JOBS:
1) In the passage on photography and brutalist architecture, what is photography said to be very bad at?
2) Please write out the listing again, starting with the line with "text-segment: Configures [946, 407, 1054, 430]" and going on through the line with "text-segment-accent: Discovery [1053, 407, 1154, 430]", replacing "Agent Params" with "Agent Settings" and changing nothing else. Give only those lines.

EXTRACT TO READ:
How would one be able to do such a situation any justice using photography? An obvious solution might be to show up with a view camera, to produce what in a different context was termed concrete clickbait in the context of an article by Owen Hatherley (for Calvert Journal): photography is very good at describing form, but very bad at containing background information. Consequently, the aestheticization that the medium is so good at not only risks short circuiting a viewer’s critical facilities, it also invites coming to exactly the wrong conclusions. After all, can — or maybe should — it be a photographer’s task to turn something awful into awesome pictures?

With vast parts of art photography being dominated by essentially camera-club thinking (at the time of this writing, I’m noting a resurgence of view-camera photography), this basic conundrum is only being amplified. Of course, one could argue over whether any of this is a problem. Why shouldn’t photographs of even the most awful things look awesome? But the aestheticization of — in this case — brutalist architecture that reflects and sustains human misery essentially only serves to never get to a point where said misery can be considered. Instead, we’re basically back to the level of architectural models, only that now a photographic abstraction (that glosses over relevant details) has replaced an architectural one (ditto).

WORKING DATA:
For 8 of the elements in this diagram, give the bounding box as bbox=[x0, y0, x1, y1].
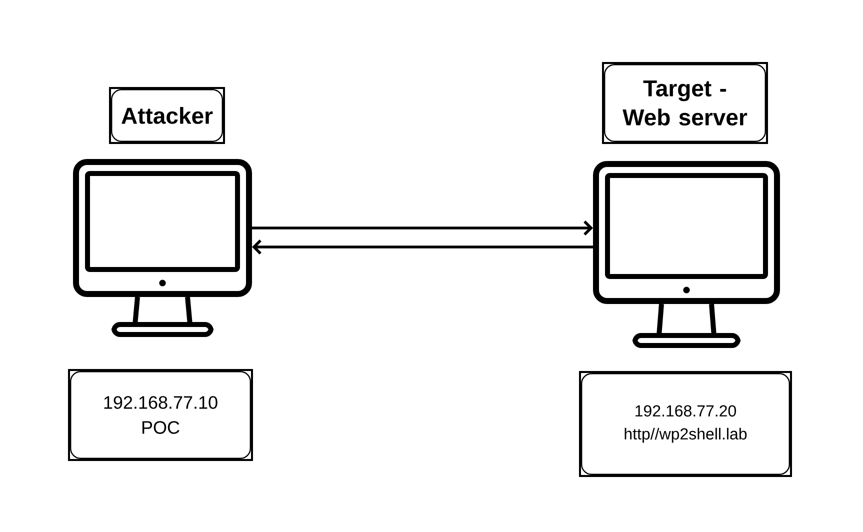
monitor-drawing bbox=[593, 161, 780, 348]
arrow bbox=[252, 240, 594, 254]
title-box: Target - Web server bbox=[602, 62, 768, 144]
title-box: Attacker bbox=[109, 87, 225, 144]
info-box: 192.168.77.10 POC bbox=[68, 369, 253, 461]
arrow bbox=[250, 220, 593, 236]
info-box: 192.168.77.20 http//wp2shell.lab bbox=[579, 371, 792, 477]
monitor-drawing bbox=[73, 159, 252, 337]
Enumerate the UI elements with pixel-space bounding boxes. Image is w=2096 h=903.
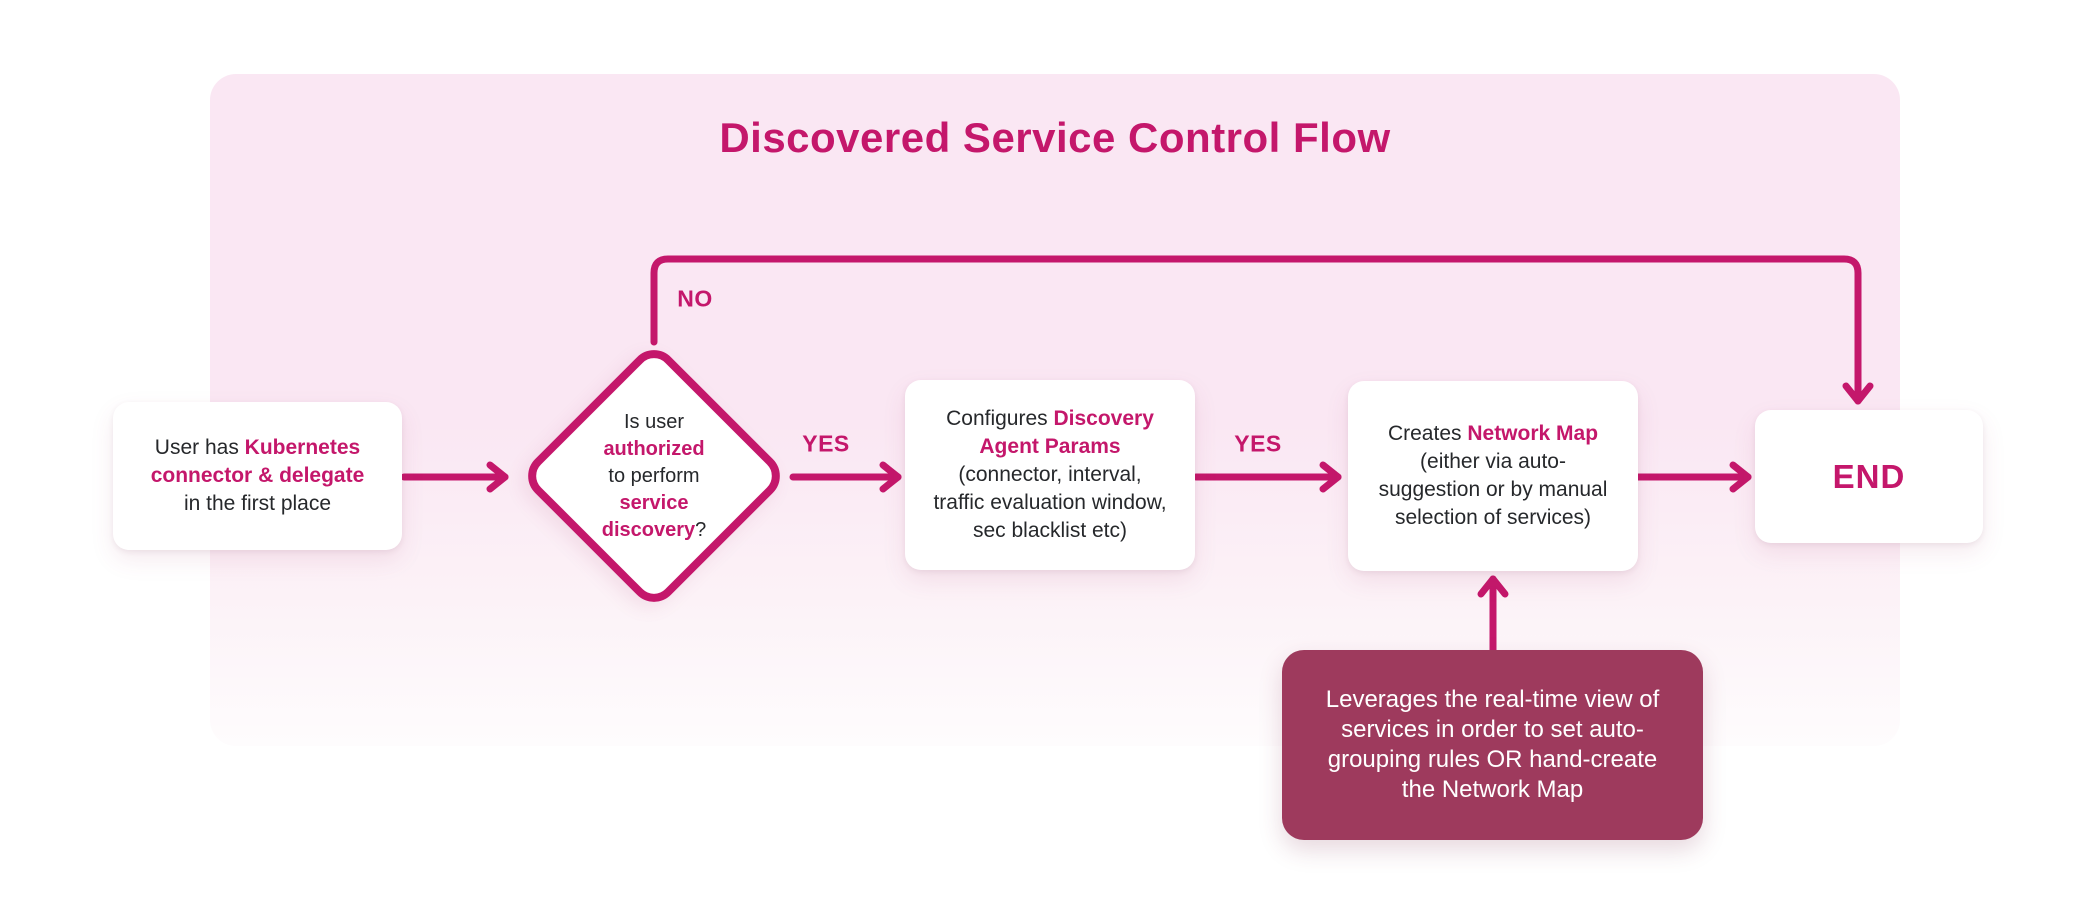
text-segment: Configures [946, 407, 1054, 430]
text-segment: Creates [1387, 422, 1468, 445]
edge-label-yes-1: YES [802, 430, 850, 457]
text-segment: Is user [623, 410, 685, 433]
text-segment-accent: authorized [603, 437, 705, 460]
text-segment: ? [695, 518, 707, 541]
text-line: (connector, interval, [933, 461, 1166, 489]
text-segment-accent: Network Map [1467, 422, 1599, 445]
node-creates-network-map: Creates Network Map (either via auto- su… [1348, 381, 1638, 571]
node-network-text: Creates Network Map (either via auto- su… [1379, 420, 1608, 532]
node-start-kubernetes-connector: User has Kubernetes connector & delegate… [113, 402, 402, 550]
edge-label-yes-2: YES [1234, 430, 1282, 457]
text-segment-accent: Agent Params [979, 435, 1121, 458]
text-segment-accent: Discovery [1053, 407, 1154, 430]
node-configure-text: Configures Discovery Agent Params (conne… [933, 405, 1166, 545]
text-segment: traffic evaluation window, [933, 491, 1167, 514]
text-line: Configures Discovery [933, 405, 1166, 433]
text-segment: in the first place [183, 492, 332, 515]
text-line: in the first place [151, 490, 365, 518]
text-line: grouping rules OR hand-create [1327, 746, 1658, 773]
page-title: Discovered Service Control Flow [719, 114, 1391, 161]
node-start-text: User has Kubernetes connector & delegate… [151, 434, 365, 518]
node-end: END [1755, 410, 1983, 543]
text-line: service discovery? [566, 490, 742, 544]
end-label: END [1832, 457, 1906, 495]
text-line: sec blacklist etc) [933, 517, 1166, 545]
text-line: Creates Network Map [1379, 420, 1608, 448]
text-line: User has Kubernetes [151, 434, 365, 462]
text-line: suggestion or by manual [1379, 476, 1608, 504]
text-segment: (connector, interval, [958, 463, 1142, 486]
text-segment: suggestion or by manual [1378, 478, 1608, 501]
text-line: to perform [566, 463, 742, 490]
text-line: authorized [566, 436, 742, 463]
text-segment-accent: connector & delegate [150, 464, 365, 487]
text-segment-accent: Kubernetes [244, 436, 361, 459]
text-line: services in order to set auto- [1341, 716, 1644, 743]
text-segment: selection of services) [1394, 506, 1592, 529]
text-line: connector & delegate [151, 462, 365, 490]
edge-decision-no-to-end [650, 255, 1874, 405]
text-segment: to perform [608, 464, 700, 487]
text-segment-accent: service discovery [601, 491, 696, 541]
node-configure-discovery-agent-params: Configures Discovery Agent Params (conne… [905, 380, 1195, 570]
text-segment: (either via auto- [1420, 450, 1566, 473]
text-line: selection of services) [1379, 504, 1608, 532]
note-leverages-realtime-view: Leverages the real-time view of services… [1282, 650, 1703, 840]
node-decision-text: Is user authorized to perform service di… [566, 388, 742, 564]
text-segment: User has [154, 436, 245, 459]
text-line: Is user [566, 409, 742, 436]
text-line: traffic evaluation window, [933, 489, 1166, 517]
text-segment: sec blacklist etc) [972, 519, 1128, 542]
text-line: (either via auto- [1379, 448, 1608, 476]
text-line: Leverages the real-time view of [1325, 686, 1660, 713]
edge-label-no: NO [677, 285, 713, 312]
text-line: the Network Map [1401, 776, 1584, 803]
text-line: Agent Params [933, 433, 1166, 461]
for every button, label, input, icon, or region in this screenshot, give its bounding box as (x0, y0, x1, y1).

SOLUTIONS FOR EACH TASK:
1) Containing background information.

2)
text-segment: Configures [946, 407, 1054, 430]
text-segment: Creates [1387, 422, 1468, 445]
edge-label-yes-1: YES [802, 430, 850, 457]
text-segment: Is user [623, 410, 685, 433]
text-segment-accent: authorized [603, 437, 705, 460]
text-segment: ? [695, 518, 707, 541]
text-line: (connector, interval, [933, 461, 1166, 489]
text-segment-accent: Network Map [1467, 422, 1599, 445]
node-creates-network-map: Creates Network Map (either via auto- su… [1348, 381, 1638, 571]
node-network-text: Creates Network Map (either via auto- su… [1379, 420, 1608, 532]
node-start-kubernetes-connector: User has Kubernetes connector & delegate… [113, 402, 402, 550]
edge-label-yes-2: YES [1234, 430, 1282, 457]
text-segment-accent: Agent Settings [979, 435, 1121, 458]
text-segment-accent: Discovery [1053, 407, 1154, 430]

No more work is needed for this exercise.